-- Direction --
Transcribe the whole listing without a single picture.

[Saved data entries]
##########

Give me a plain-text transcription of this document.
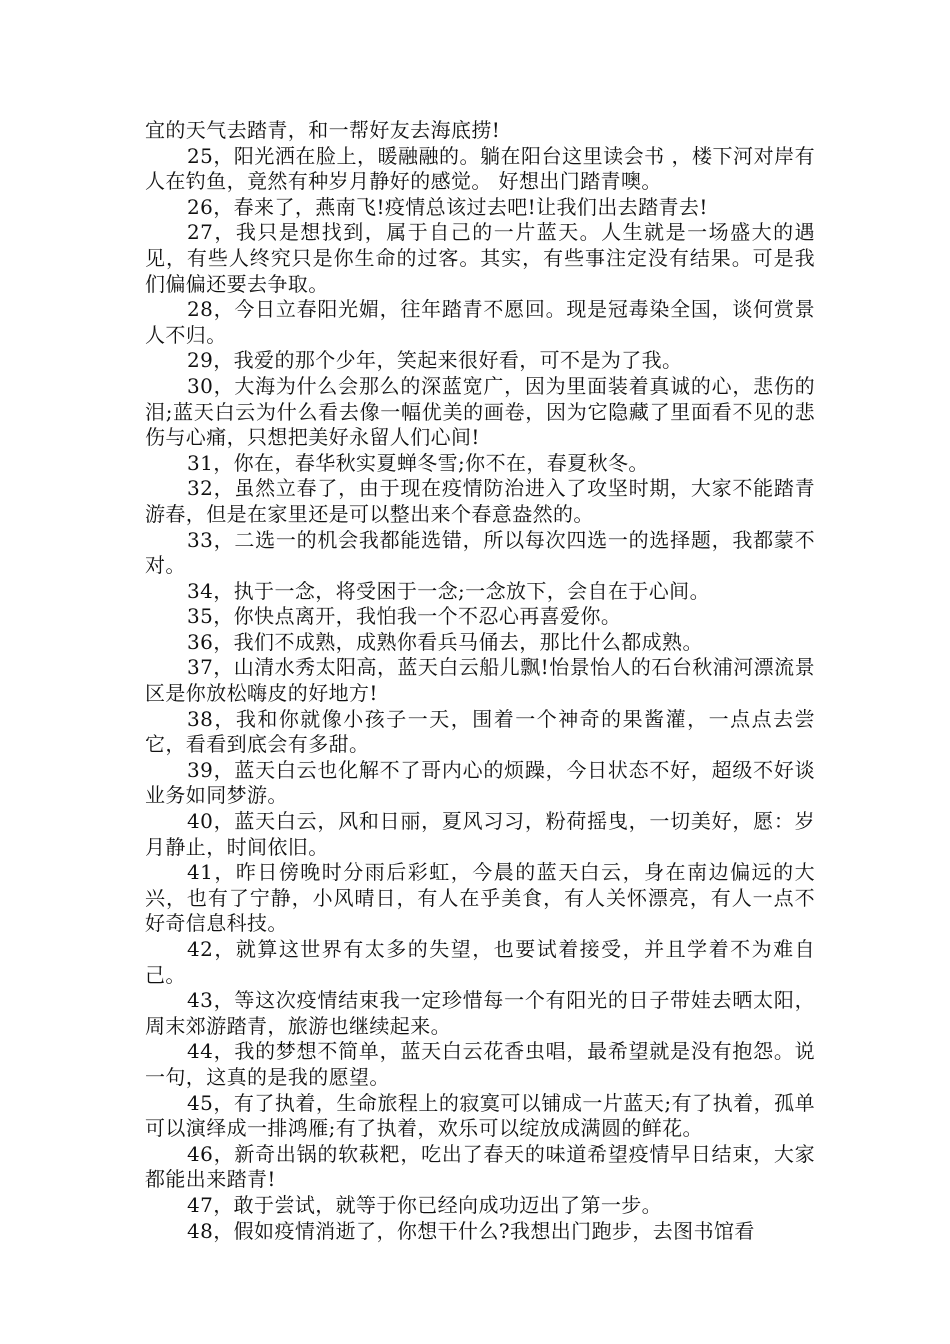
宜的天气去踏青，和一帮好友去海底捞!

25，阳光洒在脸上，暖融融的。躺在阳台这里读会书 ，楼下河对岸有人在钓鱼，竟然有种岁月静好的感觉。 好想出门踏青噢。

26，春来了，燕南飞!疫情总该过去吧!让我们出去踏青去!

27，我只是想找到，属于自己的一片蓝天。人生就是一场盛大的遇见，有些人终究只是你生命的过客。其实，有些事注定没有结果。可是我们偏偏还要去争取。

28，今日立春阳光媚，往年踏青不愿回。现是冠毒染全国，谈何赏景人不归。

29，我爱的那个少年，笑起来很好看，可不是为了我。

30，大海为什么会那么的深蓝宽广，因为里面装着真诚的心，悲伤的泪;蓝天白云为什么看去像一幅优美的画卷，因为它隐藏了里面看不见的悲伤与心痛，只想把美好永留人们心间!

31，你在，春华秋实夏蝉冬雪;你不在，春夏秋冬。

32，虽然立春了，由于现在疫情防治进入了攻坚时期，大家不能踏青游春，但是在家里还是可以整出来个春意盎然的。

33，二选一的机会我都能选错，所以每次四选一的选择题，我都蒙不对。

34，执于一念，将受困于一念;一念放下，会自在于心间。

35，你快点离开，我怕我一个不忍心再喜爱你。

36，我们不成熟，成熟你看兵马俑去，那比什么都成熟。

37，山清水秀太阳高，蓝天白云船儿飘!怡景怡人的石台秋浦河漂流景区是你放松嗨皮的好地方!

38，我和你就像小孩子一天，围着一个神奇的果酱灌，一点点去尝它，看看到底会有多甜。

39，蓝天白云也化解不了哥内心的烦躁，今日状态不好，超级不好谈业务如同梦游。

40，蓝天白云，风和日丽，夏风习习，粉荷摇曳，一切美好，愿：岁月静止，时间依旧。

41，昨日傍晚时分雨后彩虹，今晨的蓝天白云，身在南边偏远的大兴，也有了宁静，小风晴日，有人在乎美食，有人关怀漂亮，有人一点不好奇信息科技。

42，就算这世界有太多的失望，也要试着接受，并且学着不为难自己。

43，等这次疫情结束我一定珍惜每一个有阳光的日子带娃去晒太阳，周末郊游踏青，旅游也继续起来。

44，我的梦想不简单，蓝天白云花香虫唱，最希望就是没有抱怨。说一句，这真的是我的愿望。

45，有了执着，生命旅程上的寂寞可以铺成一片蓝天;有了执着，孤单可以演绎成一排鸿雁;有了执着，欢乐可以绽放成满圆的鲜花。

46，新奇出锅的软萩粑，吃出了春天的味道希望疫情早日结束，大家都能出来踏青!

47，敢于尝试，就等于你已经向成功迈出了第一步。

48，假如疫情消逝了，你想干什么?我想出门跑步，去图书馆看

##########

-- Response to this task --
Give me a plain-text transcription of this document.
宜的天气去踏青，和一帮好友去海底捞!

25，阳光洒在脸上，暖融融的。躺在阳台这里读会书 ，楼下河对岸有人在钓鱼，竟然有种岁月静好的感觉。 好想出门踏青噢。

26，春来了，燕南飞!疫情总该过去吧!让我们出去踏青去!

27，我只是想找到，属于自己的一片蓝天。人生就是一场盛大的遇见，有些人终究只是你生命的过客。其实，有些事注定没有结果。可是我们偏偏还要去争取。

28，今日立春阳光媚，往年踏青不愿回。现是冠毒染全国，谈何赏景人不归。

29，我爱的那个少年，笑起来很好看，可不是为了我。

30，大海为什么会那么的深蓝宽广，因为里面装着真诚的心，悲伤的泪;蓝天白云为什么看去像一幅优美的画卷，因为它隐藏了里面看不见的悲伤与心痛，只想把美好永留人们心间!

31，你在，春华秋实夏蝉冬雪;你不在，春夏秋冬。

32，虽然立春了，由于现在疫情防治进入了攻坚时期，大家不能踏青游春，但是在家里还是可以整出来个春意盎然的。

33，二选一的机会我都能选错，所以每次四选一的选择题，我都蒙不对。

34，执于一念，将受困于一念;一念放下，会自在于心间。

35，你快点离开，我怕我一个不忍心再喜爱你。

36，我们不成熟，成熟你看兵马俑去，那比什么都成熟。

37，山清水秀太阳高，蓝天白云船儿飘!怡景怡人的石台秋浦河漂流景区是你放松嗨皮的好地方!

38，我和你就像小孩子一天，围着一个神奇的果酱灌，一点点去尝它，看看到底会有多甜。

39，蓝天白云也化解不了哥内心的烦躁，今日状态不好，超级不好谈业务如同梦游。

40，蓝天白云，风和日丽，夏风习习，粉荷摇曳，一切美好，愿：岁月静止，时间依旧。

41，昨日傍晚时分雨后彩虹，今晨的蓝天白云，身在南边偏远的大兴，也有了宁静，小风晴日，有人在乎美食，有人关怀漂亮，有人一点不好奇信息科技。

42，就算这世界有太多的失望，也要试着接受，并且学着不为难自己。

43，等这次疫情结束我一定珍惜每一个有阳光的日子带娃去晒太阳，周末郊游踏青，旅游也继续起来。

44，我的梦想不简单，蓝天白云花香虫唱，最希望就是没有抱怨。说一句，这真的是我的愿望。

45，有了执着，生命旅程上的寂寞可以铺成一片蓝天;有了执着，孤单可以演绎成一排鸿雁;有了执着，欢乐可以绽放成满圆的鲜花。

46，新奇出锅的软萩粑，吃出了春天的味道希望疫情早日结束，大家都能出来踏青!

47，敢于尝试，就等于你已经向成功迈出了第一步。

48，假如疫情消逝了，你想干什么?我想出门跑步，去图书馆看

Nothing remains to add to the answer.